§ **Data entries**
▬▬▬▬▬▬
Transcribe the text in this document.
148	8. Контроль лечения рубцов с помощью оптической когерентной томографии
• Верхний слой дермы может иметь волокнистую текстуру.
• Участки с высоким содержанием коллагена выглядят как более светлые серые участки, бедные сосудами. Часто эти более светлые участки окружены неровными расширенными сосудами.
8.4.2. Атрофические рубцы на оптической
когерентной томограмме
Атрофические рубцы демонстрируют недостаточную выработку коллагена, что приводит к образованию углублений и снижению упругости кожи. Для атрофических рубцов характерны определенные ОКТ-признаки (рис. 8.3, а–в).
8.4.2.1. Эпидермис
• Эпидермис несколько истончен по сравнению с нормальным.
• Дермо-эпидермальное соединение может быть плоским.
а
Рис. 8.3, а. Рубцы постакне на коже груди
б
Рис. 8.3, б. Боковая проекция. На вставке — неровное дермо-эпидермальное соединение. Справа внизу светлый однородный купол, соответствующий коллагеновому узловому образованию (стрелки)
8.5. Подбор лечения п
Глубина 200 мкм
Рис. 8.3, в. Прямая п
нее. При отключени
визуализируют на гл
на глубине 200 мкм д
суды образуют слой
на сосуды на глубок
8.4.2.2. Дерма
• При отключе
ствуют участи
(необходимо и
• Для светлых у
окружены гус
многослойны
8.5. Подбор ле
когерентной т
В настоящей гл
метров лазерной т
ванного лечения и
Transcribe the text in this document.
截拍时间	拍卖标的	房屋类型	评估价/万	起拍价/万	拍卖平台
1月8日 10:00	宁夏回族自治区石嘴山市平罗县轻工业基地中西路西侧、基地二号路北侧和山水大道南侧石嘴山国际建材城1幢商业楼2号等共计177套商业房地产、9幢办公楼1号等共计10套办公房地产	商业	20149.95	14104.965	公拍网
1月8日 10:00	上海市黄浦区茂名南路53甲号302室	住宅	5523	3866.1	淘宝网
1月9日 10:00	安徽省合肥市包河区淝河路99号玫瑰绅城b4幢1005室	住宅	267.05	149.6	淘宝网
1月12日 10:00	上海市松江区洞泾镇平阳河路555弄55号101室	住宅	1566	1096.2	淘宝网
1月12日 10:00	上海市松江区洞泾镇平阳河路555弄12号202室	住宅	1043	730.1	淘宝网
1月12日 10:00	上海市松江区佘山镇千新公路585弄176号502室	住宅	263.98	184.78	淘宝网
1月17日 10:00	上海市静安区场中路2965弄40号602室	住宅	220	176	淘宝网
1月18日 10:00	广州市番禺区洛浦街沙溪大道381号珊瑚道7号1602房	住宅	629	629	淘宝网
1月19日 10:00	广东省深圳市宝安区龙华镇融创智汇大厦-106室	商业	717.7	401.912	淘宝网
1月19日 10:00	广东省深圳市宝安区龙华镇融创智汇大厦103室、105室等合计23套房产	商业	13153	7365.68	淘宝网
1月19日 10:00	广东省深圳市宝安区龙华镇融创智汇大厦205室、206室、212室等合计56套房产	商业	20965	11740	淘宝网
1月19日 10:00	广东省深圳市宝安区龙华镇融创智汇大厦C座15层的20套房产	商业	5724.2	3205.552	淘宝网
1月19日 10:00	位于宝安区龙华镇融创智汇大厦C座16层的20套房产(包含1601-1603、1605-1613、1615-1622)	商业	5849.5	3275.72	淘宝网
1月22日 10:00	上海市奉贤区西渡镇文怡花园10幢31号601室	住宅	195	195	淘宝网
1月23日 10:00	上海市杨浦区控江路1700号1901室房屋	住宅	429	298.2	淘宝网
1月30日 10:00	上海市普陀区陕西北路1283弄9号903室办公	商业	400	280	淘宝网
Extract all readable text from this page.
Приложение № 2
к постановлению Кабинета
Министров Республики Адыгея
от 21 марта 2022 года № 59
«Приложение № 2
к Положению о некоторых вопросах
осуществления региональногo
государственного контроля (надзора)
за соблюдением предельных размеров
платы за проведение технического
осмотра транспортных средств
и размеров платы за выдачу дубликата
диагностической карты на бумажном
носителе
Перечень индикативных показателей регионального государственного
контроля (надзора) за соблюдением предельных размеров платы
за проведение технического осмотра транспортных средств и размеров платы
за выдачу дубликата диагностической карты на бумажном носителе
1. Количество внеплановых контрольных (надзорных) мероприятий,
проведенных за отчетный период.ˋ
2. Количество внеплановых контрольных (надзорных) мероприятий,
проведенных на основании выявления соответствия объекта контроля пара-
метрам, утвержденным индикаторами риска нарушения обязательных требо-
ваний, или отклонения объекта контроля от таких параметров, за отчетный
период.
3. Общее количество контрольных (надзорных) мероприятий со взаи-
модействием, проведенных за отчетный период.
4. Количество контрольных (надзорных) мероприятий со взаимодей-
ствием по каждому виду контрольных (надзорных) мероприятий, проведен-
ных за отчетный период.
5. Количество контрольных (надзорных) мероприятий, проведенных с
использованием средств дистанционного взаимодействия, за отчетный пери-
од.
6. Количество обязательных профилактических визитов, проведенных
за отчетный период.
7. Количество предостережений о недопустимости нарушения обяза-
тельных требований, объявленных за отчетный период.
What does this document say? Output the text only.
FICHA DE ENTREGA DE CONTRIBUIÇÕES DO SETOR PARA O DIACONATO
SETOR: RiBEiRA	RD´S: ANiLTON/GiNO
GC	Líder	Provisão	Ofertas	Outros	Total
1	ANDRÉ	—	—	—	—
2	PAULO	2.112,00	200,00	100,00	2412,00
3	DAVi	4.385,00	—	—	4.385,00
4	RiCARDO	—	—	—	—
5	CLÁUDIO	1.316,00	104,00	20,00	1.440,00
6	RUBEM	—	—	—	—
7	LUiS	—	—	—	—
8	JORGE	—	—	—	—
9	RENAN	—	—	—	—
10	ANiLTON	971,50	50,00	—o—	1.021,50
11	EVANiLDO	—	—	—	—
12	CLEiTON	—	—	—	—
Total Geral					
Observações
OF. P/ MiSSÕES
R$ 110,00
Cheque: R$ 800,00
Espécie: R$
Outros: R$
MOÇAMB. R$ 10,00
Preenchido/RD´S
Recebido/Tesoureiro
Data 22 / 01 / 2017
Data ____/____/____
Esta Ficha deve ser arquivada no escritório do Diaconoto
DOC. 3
▬▬▬▬▬▬
§ **Short problem**
Type out the full listing again, exactly as given.

§ **Output below**
Transcribe the text in this document.
148	8. Контроль лечения рубцов с помощью оптической когерентной томографии
• Верхний слой дермы может иметь волокнистую текстуру.
• Участки с высоким содержанием коллагена выглядят как более светлые серые участки, бедные сосудами. Часто эти более светлые участки окружены неровными расширенными сосудами.
8.4.2. Атрофические рубцы на оптической
когерентной томограмме
Атрофические рубцы демонстрируют недостаточную выработку коллагена, что приводит к образованию углублений и снижению упругости кожи. Для атрофических рубцов характерны определенные ОКТ-признаки (рис. 8.3, а–в).
8.4.2.1. Эпидермис
• Эпидермис несколько истончен по сравнению с нормальным.
• Дермо-эпидермальное соединение может быть плоским.
а
Рис. 8.3, а. Рубцы постакне на коже груди
б
Рис. 8.3, б. Боковая проекция. На вставке — неровное дермо-эпидермальное соединение. Справа внизу светлый однородный купол, соответствующий коллагеновому узловому образованию (стрелки)
8.5. Подбор лечения п
Глубина 200 мкм
Рис. 8.3, в. Прямая п
нее. При отключени
визуализируют на гл
на глубине 200 мкм д
суды образуют слой
на сосуды на глубок
8.4.2.2. Дерма
• При отключе
ствуют участи
(необходимо и
• Для светлых у
окружены гус
многослойны
8.5. Подбор ле
когерентной т
В настоящей гл
метров лазерной т
ванного лечения и
Transcribe the text in this document.
截拍时间	拍卖标的	房屋类型	评估价/万	起拍价/万	拍卖平台
1月8日 10:00	宁夏回族自治区石嘴山市平罗县轻工业基地中西路西侧、基地二号路北侧和山水大道南侧石嘴山国际建材城1幢商业楼2号等共计177套商业房地产、9幢办公楼1号等共计10套办公房地产	商业	20149.95	14104.965	公拍网
1月8日 10:00	上海市黄浦区茂名南路53甲号302室	住宅	5523	3866.1	淘宝网
1月9日 10:00	安徽省合肥市包河区淝河路99号玫瑰绅城b4幢1005室	住宅	267.05	149.6	淘宝网
1月12日 10:00	上海市松江区洞泾镇平阳河路555弄55号101室	住宅	1566	1096.2	淘宝网
1月12日 10:00	上海市松江区洞泾镇平阳河路555弄12号202室	住宅	1043	730.1	淘宝网
1月12日 10:00	上海市松江区佘山镇千新公路585弄176号502室	住宅	263.98	184.78	淘宝网
1月17日 10:00	上海市静安区场中路2965弄40号602室	住宅	220	176	淘宝网
1月18日 10:00	广州市番禺区洛浦街沙溪大道381号珊瑚道7号1602房	住宅	629	629	淘宝网
1月19日 10:00	广东省深圳市宝安区龙华镇融创智汇大厦-106室	商业	717.7	401.912	淘宝网
1月19日 10:00	广东省深圳市宝安区龙华镇融创智汇大厦103室、105室等合计23套房产	商业	13153	7365.68	淘宝网
1月19日 10:00	广东省深圳市宝安区龙华镇融创智汇大厦205室、206室、212室等合计56套房产	商业	20965	11740	淘宝网
1月19日 10:00	广东省深圳市宝安区龙华镇融创智汇大厦C座15层的20套房产	商业	5724.2	3205.552	淘宝网
1月19日 10:00	位于宝安区龙华镇融创智汇大厦C座16层的20套房产(包含1601-1603、1605-1613、1615-1622)	商业	5849.5	3275.72	淘宝网
1月22日 10:00	上海市奉贤区西渡镇文怡花园10幢31号601室	住宅	195	195	淘宝网
1月23日 10:00	上海市杨浦区控江路1700号1901室房屋	住宅	429	298.2	淘宝网
1月30日 10:00	上海市普陀区陕西北路1283弄9号903室办公	商业	400	280	淘宝网
Extract all readable text from this page.
Приложение № 2
к постановлению Кабинета
Министров Республики Адыгея
от 21 марта 2022 года № 59
«Приложение № 2
к Положению о некоторых вопросах
осуществления региональногo
государственного контроля (надзора)
за соблюдением предельных размеров
платы за проведение технического
осмотра транспортных средств
и размеров платы за выдачу дубликата
диагностической карты на бумажном
носителе
Перечень индикативных показателей регионального государственного
контроля (надзора) за соблюдением предельных размеров платы
за проведение технического осмотра транспортных средств и размеров платы
за выдачу дубликата диагностической карты на бумажном носителе
1. Количество внеплановых контрольных (надзорных) мероприятий,
проведенных за отчетный период.ˋ
2. Количество внеплановых контрольных (надзорных) мероприятий,
проведенных на основании выявления соответствия объекта контроля пара-
метрам, утвержденным индикаторами риска нарушения обязательных требо-
ваний, или отклонения объекта контроля от таких параметров, за отчетный
период.
3. Общее количество контрольных (надзорных) мероприятий со взаи-
модействием, проведенных за отчетный период.
4. Количество контрольных (надзорных) мероприятий со взаимодей-
ствием по каждому виду контрольных (надзорных) мероприятий, проведен-
ных за отчетный период.
5. Количество контрольных (надзорных) мероприятий, проведенных с
использованием средств дистанционного взаимодействия, за отчетный пери-
од.
6. Количество обязательных профилактических визитов, проведенных
за отчетный период.
7. Количество предостережений о недопустимости нарушения обяза-
тельных требований, объявленных за отчетный период.
What does this document say? Output the text only.
FICHA DE ENTREGA DE CONTRIBUIÇÕES DO SETOR PARA O DIACONATO
SETOR: RiBEiRA	RD´S: ANiLTON/GiNO
GC	Líder	Provisão	Ofertas	Outros	Total
1	ANDRÉ	—	—	—	—
2	PAULO	2.112,00	200,00	100,00	2412,00
3	DAVi	4.385,00	—	—	4.385,00
4	RiCARDO	—	—	—	—
5	CLÁUDIO	1.316,00	104,00	20,00	1.440,00
6	RUBEM	—	—	—	—
7	LUiS	—	—	—	—
8	JORGE	—	—	—	—
9	RENAN	—	—	—	—
10	ANiLTON	971,50	50,00	—o—	1.021,50
11	EVANiLDO	—	—	—	—
12	CLEiTON	—	—	—	—
Total Geral					
Observações
OF. P/ MiSSÕES
R$ 110,00
Cheque: R$ 800,00
Espécie: R$
Outros: R$
MOÇAMB. R$ 10,00
Preenchido/RD´S
Recebido/Tesoureiro
Data 22 / 01 / 2017
Data ____/____/____
Esta Ficha deve ser arquivada no escritório do Diaconoto
DOC. 3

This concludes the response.